Set problem = Wherever "ylabel" appears in a line, copy that line.
## BEGIN Dataset
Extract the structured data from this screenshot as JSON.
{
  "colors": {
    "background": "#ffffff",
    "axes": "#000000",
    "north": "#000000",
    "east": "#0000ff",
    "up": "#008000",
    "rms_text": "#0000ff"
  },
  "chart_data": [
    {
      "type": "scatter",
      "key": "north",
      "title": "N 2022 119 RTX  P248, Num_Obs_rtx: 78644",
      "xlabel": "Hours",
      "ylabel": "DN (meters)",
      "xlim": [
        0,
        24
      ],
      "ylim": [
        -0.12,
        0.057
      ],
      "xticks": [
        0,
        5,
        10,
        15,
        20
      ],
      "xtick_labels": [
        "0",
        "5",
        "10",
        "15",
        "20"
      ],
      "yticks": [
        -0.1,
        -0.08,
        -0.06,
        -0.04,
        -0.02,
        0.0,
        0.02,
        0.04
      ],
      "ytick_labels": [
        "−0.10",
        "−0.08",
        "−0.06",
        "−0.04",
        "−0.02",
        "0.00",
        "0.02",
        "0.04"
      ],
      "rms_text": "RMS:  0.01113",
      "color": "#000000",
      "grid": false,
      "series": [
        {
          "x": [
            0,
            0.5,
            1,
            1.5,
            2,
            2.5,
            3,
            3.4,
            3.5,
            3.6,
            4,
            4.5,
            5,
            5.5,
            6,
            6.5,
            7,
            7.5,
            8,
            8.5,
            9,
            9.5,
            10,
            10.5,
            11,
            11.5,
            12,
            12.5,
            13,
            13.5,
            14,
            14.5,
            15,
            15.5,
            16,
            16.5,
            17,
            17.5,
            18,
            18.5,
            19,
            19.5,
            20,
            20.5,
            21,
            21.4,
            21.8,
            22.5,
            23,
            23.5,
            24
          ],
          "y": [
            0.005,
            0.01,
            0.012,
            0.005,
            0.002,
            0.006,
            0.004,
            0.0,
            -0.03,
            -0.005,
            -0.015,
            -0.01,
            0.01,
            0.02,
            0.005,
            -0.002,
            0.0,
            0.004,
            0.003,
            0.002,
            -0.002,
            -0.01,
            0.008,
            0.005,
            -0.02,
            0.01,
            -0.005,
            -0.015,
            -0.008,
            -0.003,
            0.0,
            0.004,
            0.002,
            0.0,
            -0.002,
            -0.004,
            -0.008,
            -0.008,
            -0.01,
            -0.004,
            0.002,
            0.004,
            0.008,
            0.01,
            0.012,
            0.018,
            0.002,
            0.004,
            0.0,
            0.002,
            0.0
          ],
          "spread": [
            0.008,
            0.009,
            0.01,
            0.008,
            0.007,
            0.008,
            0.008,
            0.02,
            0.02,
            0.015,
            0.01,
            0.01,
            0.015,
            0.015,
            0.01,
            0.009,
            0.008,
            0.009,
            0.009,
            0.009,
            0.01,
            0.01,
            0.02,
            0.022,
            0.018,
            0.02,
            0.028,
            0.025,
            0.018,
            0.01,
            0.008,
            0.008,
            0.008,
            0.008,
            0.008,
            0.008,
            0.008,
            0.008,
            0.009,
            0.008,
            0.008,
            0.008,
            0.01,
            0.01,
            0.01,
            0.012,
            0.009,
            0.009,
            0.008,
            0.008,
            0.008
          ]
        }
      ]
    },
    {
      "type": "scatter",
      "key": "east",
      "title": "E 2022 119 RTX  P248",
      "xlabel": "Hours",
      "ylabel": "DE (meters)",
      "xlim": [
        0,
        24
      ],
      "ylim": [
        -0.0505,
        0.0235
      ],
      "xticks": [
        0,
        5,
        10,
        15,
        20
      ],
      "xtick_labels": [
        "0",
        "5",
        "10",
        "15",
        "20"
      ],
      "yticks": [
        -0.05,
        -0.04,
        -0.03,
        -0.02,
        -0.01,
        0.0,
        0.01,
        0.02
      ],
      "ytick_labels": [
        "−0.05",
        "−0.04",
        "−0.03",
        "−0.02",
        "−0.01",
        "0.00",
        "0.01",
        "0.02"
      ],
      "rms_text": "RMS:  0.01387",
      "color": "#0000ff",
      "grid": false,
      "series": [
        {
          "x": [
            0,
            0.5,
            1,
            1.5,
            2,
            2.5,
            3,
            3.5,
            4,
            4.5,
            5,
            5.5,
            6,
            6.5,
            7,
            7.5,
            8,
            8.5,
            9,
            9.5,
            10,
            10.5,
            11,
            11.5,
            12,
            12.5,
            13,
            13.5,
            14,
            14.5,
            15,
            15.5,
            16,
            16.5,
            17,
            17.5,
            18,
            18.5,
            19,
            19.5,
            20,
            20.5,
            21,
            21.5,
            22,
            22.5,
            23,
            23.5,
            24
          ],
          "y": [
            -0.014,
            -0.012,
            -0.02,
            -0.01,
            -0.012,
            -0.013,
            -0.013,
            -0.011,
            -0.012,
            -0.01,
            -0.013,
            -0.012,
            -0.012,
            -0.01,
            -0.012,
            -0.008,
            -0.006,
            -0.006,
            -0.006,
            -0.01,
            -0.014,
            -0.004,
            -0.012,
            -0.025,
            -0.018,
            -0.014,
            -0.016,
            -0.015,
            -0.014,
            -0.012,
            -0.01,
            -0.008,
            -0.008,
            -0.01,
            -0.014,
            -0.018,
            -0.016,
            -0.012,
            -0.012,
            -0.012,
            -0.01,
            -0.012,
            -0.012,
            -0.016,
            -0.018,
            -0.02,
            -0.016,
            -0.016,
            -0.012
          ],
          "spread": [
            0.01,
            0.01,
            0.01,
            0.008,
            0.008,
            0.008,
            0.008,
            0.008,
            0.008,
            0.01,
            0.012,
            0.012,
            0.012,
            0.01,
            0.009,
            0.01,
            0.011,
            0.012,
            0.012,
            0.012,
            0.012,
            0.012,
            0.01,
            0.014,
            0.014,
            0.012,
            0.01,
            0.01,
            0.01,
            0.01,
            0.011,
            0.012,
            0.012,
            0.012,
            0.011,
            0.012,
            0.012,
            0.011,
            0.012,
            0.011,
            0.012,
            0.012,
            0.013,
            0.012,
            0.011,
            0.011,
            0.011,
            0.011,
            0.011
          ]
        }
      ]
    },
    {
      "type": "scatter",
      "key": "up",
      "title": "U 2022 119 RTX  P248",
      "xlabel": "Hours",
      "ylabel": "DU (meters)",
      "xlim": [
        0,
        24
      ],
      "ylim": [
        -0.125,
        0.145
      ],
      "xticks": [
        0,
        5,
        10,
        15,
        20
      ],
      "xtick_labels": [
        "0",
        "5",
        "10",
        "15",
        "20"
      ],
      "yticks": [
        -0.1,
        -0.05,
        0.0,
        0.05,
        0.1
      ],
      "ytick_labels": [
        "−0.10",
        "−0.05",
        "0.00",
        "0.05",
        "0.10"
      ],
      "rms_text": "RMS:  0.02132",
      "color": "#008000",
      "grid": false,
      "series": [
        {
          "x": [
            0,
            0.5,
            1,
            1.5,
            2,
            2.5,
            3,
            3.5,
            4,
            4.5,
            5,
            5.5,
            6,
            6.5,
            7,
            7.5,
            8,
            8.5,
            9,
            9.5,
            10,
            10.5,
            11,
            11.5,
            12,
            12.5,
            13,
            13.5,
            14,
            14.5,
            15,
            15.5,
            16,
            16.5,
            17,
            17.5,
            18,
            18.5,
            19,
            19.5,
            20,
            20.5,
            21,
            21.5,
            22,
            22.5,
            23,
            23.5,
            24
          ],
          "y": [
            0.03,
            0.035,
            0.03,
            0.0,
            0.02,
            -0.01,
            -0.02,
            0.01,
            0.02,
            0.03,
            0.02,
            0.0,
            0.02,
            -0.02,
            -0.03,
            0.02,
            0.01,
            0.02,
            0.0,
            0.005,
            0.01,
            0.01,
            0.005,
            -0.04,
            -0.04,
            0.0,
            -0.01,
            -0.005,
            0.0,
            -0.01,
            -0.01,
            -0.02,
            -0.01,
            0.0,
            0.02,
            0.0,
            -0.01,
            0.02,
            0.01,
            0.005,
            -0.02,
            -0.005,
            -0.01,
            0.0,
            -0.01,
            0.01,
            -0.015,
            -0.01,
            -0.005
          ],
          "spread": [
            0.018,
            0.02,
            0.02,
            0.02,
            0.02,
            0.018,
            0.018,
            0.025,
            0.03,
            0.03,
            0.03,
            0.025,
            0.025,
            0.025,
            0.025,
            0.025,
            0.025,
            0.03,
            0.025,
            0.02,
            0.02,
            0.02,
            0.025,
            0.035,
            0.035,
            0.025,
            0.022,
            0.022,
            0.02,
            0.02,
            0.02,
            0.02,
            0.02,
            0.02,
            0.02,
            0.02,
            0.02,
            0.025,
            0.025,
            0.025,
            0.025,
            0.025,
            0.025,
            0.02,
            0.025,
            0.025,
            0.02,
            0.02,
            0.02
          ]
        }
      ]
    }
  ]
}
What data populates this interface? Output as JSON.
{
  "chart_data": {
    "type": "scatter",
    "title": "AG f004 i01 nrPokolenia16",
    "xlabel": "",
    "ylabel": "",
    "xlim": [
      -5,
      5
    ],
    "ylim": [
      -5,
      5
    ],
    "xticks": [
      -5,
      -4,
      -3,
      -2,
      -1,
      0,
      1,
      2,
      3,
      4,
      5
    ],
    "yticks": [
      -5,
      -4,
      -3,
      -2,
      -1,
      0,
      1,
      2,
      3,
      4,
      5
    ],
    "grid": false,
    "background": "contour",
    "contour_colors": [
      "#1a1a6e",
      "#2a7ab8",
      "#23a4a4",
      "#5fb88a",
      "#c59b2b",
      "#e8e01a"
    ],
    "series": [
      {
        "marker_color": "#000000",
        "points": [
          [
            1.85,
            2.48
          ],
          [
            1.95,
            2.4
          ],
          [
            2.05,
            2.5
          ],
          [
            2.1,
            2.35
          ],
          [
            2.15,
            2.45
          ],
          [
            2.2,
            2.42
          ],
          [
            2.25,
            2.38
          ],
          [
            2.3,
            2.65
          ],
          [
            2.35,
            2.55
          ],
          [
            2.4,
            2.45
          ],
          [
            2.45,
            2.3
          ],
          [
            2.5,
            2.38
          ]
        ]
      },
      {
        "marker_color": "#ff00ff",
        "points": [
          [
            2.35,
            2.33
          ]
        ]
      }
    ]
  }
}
## END Dataset
Answer to this task =
      "ylabel": "DN (meters)",
      "ylabel": "DE (meters)",
      "ylabel": "DU (meters)",
    "ylabel": "",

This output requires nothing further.